# WHAT YOU SHOULD DO:
Below are records. Copy every line with "Public" in it.

[Dataset rows]

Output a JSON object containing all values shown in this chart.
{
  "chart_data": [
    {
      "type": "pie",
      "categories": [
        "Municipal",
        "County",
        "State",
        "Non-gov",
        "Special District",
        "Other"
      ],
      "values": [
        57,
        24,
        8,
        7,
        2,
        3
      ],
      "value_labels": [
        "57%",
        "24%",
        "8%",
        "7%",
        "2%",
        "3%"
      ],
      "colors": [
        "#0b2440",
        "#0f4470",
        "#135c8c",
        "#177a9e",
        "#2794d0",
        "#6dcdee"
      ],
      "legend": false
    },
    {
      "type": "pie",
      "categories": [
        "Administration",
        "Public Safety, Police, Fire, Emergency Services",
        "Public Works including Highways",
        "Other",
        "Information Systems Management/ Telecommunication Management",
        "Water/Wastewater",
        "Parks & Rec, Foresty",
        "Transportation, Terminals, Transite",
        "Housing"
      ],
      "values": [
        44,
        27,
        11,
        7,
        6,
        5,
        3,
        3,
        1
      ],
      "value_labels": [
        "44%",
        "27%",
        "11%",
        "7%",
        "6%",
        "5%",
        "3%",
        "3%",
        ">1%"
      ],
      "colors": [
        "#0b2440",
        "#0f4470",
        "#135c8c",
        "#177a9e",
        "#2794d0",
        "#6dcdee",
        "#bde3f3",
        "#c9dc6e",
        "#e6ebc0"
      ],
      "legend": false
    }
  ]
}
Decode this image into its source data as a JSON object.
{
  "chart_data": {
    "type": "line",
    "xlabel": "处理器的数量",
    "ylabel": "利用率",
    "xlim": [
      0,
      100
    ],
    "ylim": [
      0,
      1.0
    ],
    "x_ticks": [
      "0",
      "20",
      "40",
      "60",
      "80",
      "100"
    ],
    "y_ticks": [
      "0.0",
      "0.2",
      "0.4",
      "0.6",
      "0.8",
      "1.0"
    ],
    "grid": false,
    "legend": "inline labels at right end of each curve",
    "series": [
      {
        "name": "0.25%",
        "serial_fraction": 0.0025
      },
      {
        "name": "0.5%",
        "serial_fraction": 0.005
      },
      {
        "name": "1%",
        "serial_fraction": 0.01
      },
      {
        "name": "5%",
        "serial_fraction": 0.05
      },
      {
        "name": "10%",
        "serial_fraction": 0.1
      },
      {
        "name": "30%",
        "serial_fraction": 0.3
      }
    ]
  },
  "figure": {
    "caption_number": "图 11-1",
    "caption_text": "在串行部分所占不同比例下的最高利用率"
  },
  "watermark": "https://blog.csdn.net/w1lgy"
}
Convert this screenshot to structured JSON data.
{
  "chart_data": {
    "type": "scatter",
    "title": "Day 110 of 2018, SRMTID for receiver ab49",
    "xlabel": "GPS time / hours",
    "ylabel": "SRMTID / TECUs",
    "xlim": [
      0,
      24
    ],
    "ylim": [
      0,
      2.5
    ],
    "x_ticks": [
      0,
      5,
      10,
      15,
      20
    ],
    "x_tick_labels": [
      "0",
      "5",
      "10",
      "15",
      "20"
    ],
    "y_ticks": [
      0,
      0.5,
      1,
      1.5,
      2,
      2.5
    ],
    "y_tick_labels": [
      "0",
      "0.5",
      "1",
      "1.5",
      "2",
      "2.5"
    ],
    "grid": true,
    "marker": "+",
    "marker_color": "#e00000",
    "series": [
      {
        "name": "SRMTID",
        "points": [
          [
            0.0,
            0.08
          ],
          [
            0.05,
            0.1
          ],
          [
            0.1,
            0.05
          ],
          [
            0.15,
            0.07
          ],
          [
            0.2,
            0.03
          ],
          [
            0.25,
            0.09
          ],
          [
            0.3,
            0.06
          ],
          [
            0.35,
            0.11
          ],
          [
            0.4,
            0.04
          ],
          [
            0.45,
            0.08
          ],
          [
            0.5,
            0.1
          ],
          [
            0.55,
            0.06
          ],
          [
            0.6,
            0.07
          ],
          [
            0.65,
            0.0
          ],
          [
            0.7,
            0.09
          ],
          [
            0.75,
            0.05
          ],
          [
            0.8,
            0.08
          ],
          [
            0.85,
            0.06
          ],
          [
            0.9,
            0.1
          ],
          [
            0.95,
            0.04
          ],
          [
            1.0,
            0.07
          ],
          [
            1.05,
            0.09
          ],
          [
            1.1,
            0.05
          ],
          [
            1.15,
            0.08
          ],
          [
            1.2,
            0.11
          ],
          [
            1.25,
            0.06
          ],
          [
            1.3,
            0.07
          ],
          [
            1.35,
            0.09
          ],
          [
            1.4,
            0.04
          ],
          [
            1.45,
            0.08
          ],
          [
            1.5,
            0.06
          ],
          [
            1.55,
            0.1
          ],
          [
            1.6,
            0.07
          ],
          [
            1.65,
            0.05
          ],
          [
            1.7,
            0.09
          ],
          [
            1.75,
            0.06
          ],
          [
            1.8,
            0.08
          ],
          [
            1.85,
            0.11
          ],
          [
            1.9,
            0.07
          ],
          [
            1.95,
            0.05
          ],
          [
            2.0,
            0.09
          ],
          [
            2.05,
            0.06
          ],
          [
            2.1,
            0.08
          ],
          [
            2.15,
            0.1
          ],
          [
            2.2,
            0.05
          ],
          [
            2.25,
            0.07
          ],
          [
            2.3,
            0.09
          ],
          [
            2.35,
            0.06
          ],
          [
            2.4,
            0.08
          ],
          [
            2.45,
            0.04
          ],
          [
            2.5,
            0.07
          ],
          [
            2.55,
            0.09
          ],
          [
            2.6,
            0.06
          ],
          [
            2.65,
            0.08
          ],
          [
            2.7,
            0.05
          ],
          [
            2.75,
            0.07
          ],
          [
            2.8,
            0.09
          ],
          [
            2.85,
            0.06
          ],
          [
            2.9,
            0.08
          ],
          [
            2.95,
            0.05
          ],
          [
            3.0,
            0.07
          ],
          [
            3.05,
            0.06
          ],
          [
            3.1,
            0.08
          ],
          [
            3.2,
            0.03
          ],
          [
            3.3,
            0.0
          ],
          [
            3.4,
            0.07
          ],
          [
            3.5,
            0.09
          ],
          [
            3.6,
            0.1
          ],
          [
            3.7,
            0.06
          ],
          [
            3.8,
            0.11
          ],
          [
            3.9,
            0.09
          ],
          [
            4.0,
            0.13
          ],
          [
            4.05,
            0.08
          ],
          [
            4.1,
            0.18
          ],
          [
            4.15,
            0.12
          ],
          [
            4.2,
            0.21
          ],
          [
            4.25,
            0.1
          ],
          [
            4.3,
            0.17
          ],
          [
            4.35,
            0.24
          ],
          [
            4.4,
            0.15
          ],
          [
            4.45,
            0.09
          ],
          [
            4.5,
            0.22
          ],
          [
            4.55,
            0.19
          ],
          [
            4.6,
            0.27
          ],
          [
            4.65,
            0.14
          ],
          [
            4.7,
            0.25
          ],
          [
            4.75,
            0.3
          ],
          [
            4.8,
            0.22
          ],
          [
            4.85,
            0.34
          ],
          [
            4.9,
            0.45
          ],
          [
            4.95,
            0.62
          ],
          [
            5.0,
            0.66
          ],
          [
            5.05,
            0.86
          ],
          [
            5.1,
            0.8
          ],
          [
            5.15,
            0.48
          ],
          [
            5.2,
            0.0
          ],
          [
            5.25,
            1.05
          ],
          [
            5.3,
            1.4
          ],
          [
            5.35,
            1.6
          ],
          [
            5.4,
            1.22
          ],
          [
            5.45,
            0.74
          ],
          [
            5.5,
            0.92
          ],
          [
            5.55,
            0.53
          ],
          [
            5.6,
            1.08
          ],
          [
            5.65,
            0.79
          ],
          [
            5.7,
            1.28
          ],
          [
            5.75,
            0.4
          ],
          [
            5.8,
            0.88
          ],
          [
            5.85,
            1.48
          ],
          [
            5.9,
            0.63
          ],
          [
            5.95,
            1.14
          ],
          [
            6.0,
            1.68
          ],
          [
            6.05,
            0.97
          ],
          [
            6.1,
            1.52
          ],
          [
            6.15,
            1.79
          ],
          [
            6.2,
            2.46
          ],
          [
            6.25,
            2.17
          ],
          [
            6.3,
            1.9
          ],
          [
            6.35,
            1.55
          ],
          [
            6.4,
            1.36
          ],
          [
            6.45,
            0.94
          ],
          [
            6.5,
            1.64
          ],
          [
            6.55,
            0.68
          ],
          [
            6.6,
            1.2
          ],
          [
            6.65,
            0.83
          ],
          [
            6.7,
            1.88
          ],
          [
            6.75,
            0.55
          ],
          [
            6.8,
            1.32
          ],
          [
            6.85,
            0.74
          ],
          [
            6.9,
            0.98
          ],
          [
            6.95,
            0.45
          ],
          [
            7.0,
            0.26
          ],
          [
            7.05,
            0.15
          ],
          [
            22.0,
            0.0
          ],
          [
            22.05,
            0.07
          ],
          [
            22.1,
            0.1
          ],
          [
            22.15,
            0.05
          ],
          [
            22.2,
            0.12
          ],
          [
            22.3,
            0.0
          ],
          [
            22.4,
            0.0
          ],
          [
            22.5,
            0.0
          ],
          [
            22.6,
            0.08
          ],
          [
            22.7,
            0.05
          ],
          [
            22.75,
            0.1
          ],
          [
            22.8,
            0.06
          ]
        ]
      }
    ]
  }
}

# SOLVED EXERCISE:
        "Public Safety, Police, Fire, Emergency Services",
        "Public Works including Highways",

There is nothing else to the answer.